* Exercise aim *
Reproduce every entry exactly as shown.

[Figure dataset records]
※

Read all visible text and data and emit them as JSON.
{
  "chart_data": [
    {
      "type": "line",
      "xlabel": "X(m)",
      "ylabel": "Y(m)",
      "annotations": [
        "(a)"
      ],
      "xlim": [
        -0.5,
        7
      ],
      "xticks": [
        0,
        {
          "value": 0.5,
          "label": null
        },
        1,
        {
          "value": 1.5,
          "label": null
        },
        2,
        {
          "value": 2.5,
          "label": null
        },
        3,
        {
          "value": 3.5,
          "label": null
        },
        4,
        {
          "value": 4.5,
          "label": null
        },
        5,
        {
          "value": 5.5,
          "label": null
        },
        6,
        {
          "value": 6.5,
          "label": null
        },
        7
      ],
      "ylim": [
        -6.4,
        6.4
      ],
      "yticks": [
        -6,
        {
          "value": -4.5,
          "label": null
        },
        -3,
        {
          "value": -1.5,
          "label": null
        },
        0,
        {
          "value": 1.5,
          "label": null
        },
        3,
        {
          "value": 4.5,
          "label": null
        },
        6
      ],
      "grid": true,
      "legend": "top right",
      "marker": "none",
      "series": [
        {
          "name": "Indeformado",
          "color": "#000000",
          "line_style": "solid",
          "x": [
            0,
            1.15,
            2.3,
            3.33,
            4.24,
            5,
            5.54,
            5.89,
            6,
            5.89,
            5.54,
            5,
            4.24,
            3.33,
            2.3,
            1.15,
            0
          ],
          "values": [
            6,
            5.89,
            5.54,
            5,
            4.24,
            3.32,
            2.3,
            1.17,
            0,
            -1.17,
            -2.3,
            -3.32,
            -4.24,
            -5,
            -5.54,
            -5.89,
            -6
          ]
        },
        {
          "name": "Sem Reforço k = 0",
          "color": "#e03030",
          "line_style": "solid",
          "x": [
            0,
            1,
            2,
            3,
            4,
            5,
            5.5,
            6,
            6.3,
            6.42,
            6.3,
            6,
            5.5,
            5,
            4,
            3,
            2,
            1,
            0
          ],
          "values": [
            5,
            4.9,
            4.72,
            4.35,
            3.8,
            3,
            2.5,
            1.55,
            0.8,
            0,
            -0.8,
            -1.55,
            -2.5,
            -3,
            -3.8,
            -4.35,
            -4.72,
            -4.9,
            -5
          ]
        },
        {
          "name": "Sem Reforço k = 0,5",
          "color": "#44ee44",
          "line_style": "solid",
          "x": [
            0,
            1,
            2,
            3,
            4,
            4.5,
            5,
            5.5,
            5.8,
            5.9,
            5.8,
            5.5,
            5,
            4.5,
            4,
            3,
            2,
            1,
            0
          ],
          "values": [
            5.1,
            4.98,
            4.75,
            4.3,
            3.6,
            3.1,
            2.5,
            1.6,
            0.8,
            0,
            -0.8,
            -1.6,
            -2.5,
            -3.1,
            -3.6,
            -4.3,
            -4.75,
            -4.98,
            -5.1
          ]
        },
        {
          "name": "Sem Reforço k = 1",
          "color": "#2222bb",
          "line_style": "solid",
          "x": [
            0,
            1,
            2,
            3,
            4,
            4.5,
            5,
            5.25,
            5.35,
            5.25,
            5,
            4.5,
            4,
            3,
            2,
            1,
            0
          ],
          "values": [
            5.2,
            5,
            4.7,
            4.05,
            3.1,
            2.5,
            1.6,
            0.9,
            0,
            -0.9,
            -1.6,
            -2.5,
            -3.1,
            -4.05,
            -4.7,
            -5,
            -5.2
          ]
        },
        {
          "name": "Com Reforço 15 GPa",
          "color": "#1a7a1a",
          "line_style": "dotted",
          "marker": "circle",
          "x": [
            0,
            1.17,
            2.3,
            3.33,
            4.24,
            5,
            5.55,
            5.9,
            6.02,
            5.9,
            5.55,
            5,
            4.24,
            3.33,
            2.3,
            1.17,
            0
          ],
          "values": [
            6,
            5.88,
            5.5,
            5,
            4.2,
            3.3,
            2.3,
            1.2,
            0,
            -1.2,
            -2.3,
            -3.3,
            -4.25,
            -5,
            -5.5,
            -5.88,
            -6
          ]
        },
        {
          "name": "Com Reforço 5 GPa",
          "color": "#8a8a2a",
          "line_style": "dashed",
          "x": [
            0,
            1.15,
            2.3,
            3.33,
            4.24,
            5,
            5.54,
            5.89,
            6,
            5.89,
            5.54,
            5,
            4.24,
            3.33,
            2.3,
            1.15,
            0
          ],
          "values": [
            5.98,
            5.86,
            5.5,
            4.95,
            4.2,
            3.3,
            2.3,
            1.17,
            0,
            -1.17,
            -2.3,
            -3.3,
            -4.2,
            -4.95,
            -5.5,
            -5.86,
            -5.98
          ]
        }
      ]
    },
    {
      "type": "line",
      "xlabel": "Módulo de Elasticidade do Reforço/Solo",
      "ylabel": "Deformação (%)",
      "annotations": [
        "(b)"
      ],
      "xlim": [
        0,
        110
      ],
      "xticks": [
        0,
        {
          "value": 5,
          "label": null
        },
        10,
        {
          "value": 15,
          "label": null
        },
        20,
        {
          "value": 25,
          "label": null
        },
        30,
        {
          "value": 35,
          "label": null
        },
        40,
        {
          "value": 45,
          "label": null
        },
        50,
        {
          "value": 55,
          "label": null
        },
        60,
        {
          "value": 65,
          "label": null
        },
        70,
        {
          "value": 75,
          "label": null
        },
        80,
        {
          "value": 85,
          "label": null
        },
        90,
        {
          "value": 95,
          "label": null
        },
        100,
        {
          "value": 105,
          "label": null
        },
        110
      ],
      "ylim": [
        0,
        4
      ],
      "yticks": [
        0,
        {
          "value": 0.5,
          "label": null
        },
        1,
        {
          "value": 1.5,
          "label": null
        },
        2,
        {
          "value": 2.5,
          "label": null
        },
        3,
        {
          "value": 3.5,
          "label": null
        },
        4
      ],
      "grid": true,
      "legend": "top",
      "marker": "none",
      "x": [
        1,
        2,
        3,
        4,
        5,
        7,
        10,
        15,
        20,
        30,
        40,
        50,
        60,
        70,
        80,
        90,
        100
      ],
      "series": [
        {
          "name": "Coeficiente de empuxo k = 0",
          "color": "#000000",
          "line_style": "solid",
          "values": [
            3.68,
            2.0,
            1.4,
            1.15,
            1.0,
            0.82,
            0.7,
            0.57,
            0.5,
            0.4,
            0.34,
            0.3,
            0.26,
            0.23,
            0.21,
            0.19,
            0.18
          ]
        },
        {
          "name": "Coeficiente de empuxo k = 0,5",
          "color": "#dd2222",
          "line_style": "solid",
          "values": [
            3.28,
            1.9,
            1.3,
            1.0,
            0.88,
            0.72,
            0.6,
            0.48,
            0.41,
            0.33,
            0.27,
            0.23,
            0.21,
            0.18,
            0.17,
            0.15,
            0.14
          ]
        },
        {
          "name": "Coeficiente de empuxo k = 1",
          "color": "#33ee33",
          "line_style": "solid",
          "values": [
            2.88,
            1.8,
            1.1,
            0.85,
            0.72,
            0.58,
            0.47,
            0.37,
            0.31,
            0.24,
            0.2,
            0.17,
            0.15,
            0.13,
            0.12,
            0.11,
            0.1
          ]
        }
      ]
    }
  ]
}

※

* Solution *
Read all visible text and data and emit them as JSON.
{
  "chart_data": [
    {
      "type": "line",
      "xlabel": "X(m)",
      "ylabel": "Y(m)",
      "annotations": [
        "(a)"
      ],
      "xlim": [
        -0.5,
        7
      ],
      "xticks": [
        0,
        {
          "value": 0.5,
          "label": null
        },
        1,
        {
          "value": 1.5,
          "label": null
        },
        2,
        {
          "value": 2.5,
          "label": null
        },
        3,
        {
          "value": 3.5,
          "label": null
        },
        4,
        {
          "value": 4.5,
          "label": null
        },
        5,
        {
          "value": 5.5,
          "label": null
        },
        6,
        {
          "value": 6.5,
          "label": null
        },
        7
      ],
      "ylim": [
        -6.4,
        6.4
      ],
      "yticks": [
        -6,
        {
          "value": -4.5,
          "label": null
        },
        -3,
        {
          "value": -1.5,
          "label": null
        },
        0,
        {
          "value": 1.5,
          "label": null
        },
        3,
        {
          "value": 4.5,
          "label": null
        },
        6
      ],
      "grid": true,
      "legend": "top right",
      "marker": "none",
      "series": [
        {
          "name": "Indeformado",
          "color": "#000000",
          "line_style": "solid",
          "x": [
            0,
            1.15,
            2.3,
            3.33,
            4.24,
            5,
            5.54,
            5.89,
            6,
            5.89,
            5.54,
            5,
            4.24,
            3.33,
            2.3,
            1.15,
            0
          ],
          "values": [
            6,
            5.89,
            5.54,
            5,
            4.24,
            3.32,
            2.3,
            1.17,
            0,
            -1.17,
            -2.3,
            -3.32,
            -4.24,
            -5,
            -5.54,
            -5.89,
            -6
          ]
        },
        {
          "name": "Sem Reforço k = 0",
          "color": "#e03030",
          "line_style": "solid",
          "x": [
            0,
            1,
            2,
            3,
            4,
            5,
            5.5,
            6,
            6.3,
            6.42,
            6.3,
            6,
            5.5,
            5,
            4,
            3,
            2,
            1,
            0
          ],
          "values": [
            5,
            4.9,
            4.72,
            4.35,
            3.8,
            3,
            2.5,
            1.55,
            0.8,
            0,
            -0.8,
            -1.55,
            -2.5,
            -3,
            -3.8,
            -4.35,
            -4.72,
            -4.9,
            -5
          ]
        },
        {
          "name": "Sem Reforço k = 0,5",
          "color": "#44ee44",
          "line_style": "solid",
          "x": [
            0,
            1,
            2,
            3,
            4,
            4.5,
            5,
            5.5,
            5.8,
            5.9,
            5.8,
            5.5,
            5,
            4.5,
            4,
            3,
            2,
            1,
            0
          ],
          "values": [
            5.1,
            4.98,
            4.75,
            4.3,
            3.6,
            3.1,
            2.5,
            1.6,
            0.8,
            0,
            -0.8,
            -1.6,
            -2.5,
            -3.1,
            -3.6,
            -4.3,
            -4.75,
            -4.98,
            -5.1
          ]
        },
        {
          "name": "Sem Reforço k = 1",
          "color": "#2222bb",
          "line_style": "solid",
          "x": [
            0,
            1,
            2,
            3,
            4,
            4.5,
            5,
            5.25,
            5.35,
            5.25,
            5,
            4.5,
            4,
            3,
            2,
            1,
            0
          ],
          "values": [
            5.2,
            5,
            4.7,
            4.05,
            3.1,
            2.5,
            1.6,
            0.9,
            0,
            -0.9,
            -1.6,
            -2.5,
            -3.1,
            -4.05,
            -4.7,
            -5,
            -5.2
          ]
        },
        {
          "name": "Com Reforço 15 GPa",
          "color": "#1a7a1a",
          "line_style": "dotted",
          "marker": "circle",
          "x": [
            0,
            1.17,
            2.3,
            3.33,
            4.24,
            5,
            5.55,
            5.9,
            6.02,
            5.9,
            5.55,
            5,
            4.24,
            3.33,
            2.3,
            1.17,
            0
          ],
          "values": [
            6,
            5.88,
            5.5,
            5,
            4.2,
            3.3,
            2.3,
            1.2,
            0,
            -1.2,
            -2.3,
            -3.3,
            -4.25,
            -5,
            -5.5,
            -5.88,
            -6
          ]
        },
        {
          "name": "Com Reforço 5 GPa",
          "color": "#8a8a2a",
          "line_style": "dashed",
          "x": [
            0,
            1.15,
            2.3,
            3.33,
            4.24,
            5,
            5.54,
            5.89,
            6,
            5.89,
            5.54,
            5,
            4.24,
            3.33,
            2.3,
            1.15,
            0
          ],
          "values": [
            5.98,
            5.86,
            5.5,
            4.95,
            4.2,
            3.3,
            2.3,
            1.17,
            0,
            -1.17,
            -2.3,
            -3.3,
            -4.2,
            -4.95,
            -5.5,
            -5.86,
            -5.98
          ]
        }
      ]
    },
    {
      "type": "line",
      "xlabel": "Módulo de Elasticidade do Reforço/Solo",
      "ylabel": "Deformação (%)",
      "annotations": [
        "(b)"
      ],
      "xlim": [
        0,
        110
      ],
      "xticks": [
        0,
        {
          "value": 5,
          "label": null
        },
        10,
        {
          "value": 15,
          "label": null
        },
        20,
        {
          "value": 25,
          "label": null
        },
        30,
        {
          "value": 35,
          "label": null
        },
        40,
        {
          "value": 45,
          "label": null
        },
        50,
        {
          "value": 55,
          "label": null
        },
        60,
        {
          "value": 65,
          "label": null
        },
        70,
        {
          "value": 75,
          "label": null
        },
        80,
        {
          "value": 85,
          "label": null
        },
        90,
        {
          "value": 95,
          "label": null
        },
        100,
        {
          "value": 105,
          "label": null
        },
        110
      ],
      "ylim": [
        0,
        4
      ],
      "yticks": [
        0,
        {
          "value": 0.5,
          "label": null
        },
        1,
        {
          "value": 1.5,
          "label": null
        },
        2,
        {
          "value": 2.5,
          "label": null
        },
        3,
        {
          "value": 3.5,
          "label": null
        },
        4
      ],
      "grid": true,
      "legend": "top",
      "marker": "none",
      "x": [
        1,
        2,
        3,
        4,
        5,
        7,
        10,
        15,
        20,
        30,
        40,
        50,
        60,
        70,
        80,
        90,
        100
      ],
      "series": [
        {
          "name": "Coeficiente de empuxo k = 0",
          "color": "#000000",
          "line_style": "solid",
          "values": [
            3.68,
            2.0,
            1.4,
            1.15,
            1.0,
            0.82,
            0.7,
            0.57,
            0.5,
            0.4,
            0.34,
            0.3,
            0.26,
            0.23,
            0.21,
            0.19,
            0.18
          ]
        },
        {
          "name": "Coeficiente de empuxo k = 0,5",
          "color": "#dd2222",
          "line_style": "solid",
          "values": [
            3.28,
            1.9,
            1.3,
            1.0,
            0.88,
            0.72,
            0.6,
            0.48,
            0.41,
            0.33,
            0.27,
            0.23,
            0.21,
            0.18,
            0.17,
            0.15,
            0.14
          ]
        },
        {
          "name": "Coeficiente de empuxo k = 1",
          "color": "#33ee33",
          "line_style": "solid",
          "values": [
            2.88,
            1.8,
            1.1,
            0.85,
            0.72,
            0.58,
            0.47,
            0.37,
            0.31,
            0.24,
            0.2,
            0.17,
            0.15,
            0.13,
            0.12,
            0.11,
            0.1
          ]
        }
      ]
    }
  ]
}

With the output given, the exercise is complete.